**Recorded information**
+ + +

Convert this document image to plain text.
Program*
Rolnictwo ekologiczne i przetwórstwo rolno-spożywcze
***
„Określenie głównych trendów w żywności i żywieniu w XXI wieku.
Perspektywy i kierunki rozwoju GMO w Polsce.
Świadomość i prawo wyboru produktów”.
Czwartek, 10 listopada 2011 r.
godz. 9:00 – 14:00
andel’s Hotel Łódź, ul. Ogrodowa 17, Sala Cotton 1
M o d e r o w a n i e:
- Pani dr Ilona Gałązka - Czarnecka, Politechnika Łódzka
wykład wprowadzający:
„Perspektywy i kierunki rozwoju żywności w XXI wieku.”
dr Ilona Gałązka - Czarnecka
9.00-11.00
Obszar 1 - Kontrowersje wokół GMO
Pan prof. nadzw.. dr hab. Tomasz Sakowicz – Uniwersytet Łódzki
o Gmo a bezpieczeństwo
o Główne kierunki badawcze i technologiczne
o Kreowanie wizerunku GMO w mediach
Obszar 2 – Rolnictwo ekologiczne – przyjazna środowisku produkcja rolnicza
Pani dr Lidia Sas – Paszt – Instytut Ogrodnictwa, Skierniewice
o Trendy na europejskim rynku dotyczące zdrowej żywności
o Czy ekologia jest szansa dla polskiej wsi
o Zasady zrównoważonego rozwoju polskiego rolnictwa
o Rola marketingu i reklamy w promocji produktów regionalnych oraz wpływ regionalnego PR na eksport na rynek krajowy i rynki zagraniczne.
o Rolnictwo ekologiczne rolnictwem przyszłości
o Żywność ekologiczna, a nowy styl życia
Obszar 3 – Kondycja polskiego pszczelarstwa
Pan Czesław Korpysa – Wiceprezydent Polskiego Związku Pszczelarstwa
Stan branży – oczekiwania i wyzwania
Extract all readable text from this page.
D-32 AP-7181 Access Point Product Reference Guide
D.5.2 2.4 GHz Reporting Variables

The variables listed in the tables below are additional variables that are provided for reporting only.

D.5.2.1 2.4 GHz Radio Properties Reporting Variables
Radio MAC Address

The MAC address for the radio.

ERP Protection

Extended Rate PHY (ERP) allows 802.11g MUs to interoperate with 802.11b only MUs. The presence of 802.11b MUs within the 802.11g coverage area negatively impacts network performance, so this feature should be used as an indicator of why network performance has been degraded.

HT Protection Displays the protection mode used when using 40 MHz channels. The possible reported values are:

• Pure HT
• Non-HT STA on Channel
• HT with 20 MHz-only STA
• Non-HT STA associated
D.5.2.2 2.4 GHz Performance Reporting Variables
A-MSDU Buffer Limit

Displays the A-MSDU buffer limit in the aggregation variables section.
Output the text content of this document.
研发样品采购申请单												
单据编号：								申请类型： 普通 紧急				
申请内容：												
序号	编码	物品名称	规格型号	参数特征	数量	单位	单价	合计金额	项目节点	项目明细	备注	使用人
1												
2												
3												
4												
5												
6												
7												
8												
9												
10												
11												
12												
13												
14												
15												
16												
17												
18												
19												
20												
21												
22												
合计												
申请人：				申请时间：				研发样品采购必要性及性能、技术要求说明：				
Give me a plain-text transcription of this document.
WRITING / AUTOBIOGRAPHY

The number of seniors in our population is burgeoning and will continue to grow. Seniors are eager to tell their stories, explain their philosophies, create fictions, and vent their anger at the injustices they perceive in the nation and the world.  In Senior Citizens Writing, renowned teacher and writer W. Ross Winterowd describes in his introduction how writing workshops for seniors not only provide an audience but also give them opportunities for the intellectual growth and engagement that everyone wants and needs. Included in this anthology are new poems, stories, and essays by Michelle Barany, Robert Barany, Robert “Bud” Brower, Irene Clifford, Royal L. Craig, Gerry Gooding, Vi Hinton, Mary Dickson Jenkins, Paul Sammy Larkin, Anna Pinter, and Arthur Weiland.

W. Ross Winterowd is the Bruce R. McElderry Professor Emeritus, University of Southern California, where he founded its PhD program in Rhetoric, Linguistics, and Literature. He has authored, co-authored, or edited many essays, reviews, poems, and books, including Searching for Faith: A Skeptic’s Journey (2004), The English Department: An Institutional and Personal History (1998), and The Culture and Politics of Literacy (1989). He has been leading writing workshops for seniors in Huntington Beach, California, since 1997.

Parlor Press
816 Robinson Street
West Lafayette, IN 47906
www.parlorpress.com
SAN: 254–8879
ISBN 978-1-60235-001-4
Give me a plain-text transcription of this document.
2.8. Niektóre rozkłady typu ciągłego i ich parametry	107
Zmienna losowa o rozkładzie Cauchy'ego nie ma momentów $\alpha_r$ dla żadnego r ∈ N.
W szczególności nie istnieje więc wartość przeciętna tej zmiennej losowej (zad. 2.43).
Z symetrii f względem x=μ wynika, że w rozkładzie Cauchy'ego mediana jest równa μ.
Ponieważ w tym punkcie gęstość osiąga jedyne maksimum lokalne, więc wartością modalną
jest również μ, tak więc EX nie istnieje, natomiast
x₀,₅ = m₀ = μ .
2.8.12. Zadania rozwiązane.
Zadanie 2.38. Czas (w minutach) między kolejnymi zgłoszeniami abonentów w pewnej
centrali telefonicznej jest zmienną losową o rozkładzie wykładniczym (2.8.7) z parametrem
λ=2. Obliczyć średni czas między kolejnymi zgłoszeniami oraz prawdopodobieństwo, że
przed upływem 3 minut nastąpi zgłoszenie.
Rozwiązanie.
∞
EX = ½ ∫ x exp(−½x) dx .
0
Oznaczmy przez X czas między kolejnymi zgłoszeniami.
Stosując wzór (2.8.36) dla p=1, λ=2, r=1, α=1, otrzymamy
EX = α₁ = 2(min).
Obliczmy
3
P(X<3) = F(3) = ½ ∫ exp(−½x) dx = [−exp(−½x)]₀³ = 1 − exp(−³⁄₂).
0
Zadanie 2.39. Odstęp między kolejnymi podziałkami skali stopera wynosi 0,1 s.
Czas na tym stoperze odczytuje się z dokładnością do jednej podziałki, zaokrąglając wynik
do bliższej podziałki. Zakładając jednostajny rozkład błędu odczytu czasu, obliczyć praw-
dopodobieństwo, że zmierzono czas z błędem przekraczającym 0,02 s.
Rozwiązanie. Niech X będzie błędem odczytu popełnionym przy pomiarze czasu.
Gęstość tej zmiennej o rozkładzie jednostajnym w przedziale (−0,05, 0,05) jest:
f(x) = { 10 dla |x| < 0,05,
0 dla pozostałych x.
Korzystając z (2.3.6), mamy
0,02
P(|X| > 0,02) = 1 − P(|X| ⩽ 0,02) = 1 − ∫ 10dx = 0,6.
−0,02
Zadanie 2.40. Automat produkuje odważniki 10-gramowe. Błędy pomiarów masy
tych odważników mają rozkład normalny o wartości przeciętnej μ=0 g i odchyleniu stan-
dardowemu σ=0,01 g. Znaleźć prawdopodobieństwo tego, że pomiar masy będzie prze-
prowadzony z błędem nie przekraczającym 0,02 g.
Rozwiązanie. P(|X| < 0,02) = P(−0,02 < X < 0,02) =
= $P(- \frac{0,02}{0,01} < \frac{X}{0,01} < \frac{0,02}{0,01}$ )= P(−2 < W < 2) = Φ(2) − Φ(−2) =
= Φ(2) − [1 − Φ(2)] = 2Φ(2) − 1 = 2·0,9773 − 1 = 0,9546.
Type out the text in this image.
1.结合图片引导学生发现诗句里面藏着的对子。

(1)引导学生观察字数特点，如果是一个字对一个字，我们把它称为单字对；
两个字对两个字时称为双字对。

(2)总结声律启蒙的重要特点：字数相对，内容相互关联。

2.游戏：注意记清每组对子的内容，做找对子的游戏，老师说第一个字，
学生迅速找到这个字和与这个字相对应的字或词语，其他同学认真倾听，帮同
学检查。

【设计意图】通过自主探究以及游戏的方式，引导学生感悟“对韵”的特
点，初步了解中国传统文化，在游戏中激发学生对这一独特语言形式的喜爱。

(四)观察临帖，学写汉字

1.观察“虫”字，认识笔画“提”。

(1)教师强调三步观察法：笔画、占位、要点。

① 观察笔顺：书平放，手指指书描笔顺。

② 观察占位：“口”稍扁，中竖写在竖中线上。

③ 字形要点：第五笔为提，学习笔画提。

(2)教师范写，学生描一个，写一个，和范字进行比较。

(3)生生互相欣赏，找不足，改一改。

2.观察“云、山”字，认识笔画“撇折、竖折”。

+ + +

**What you need to do**
Examine the records and report how many lines contain the string "błędem". Only the number should be given.

**Result for this task**
3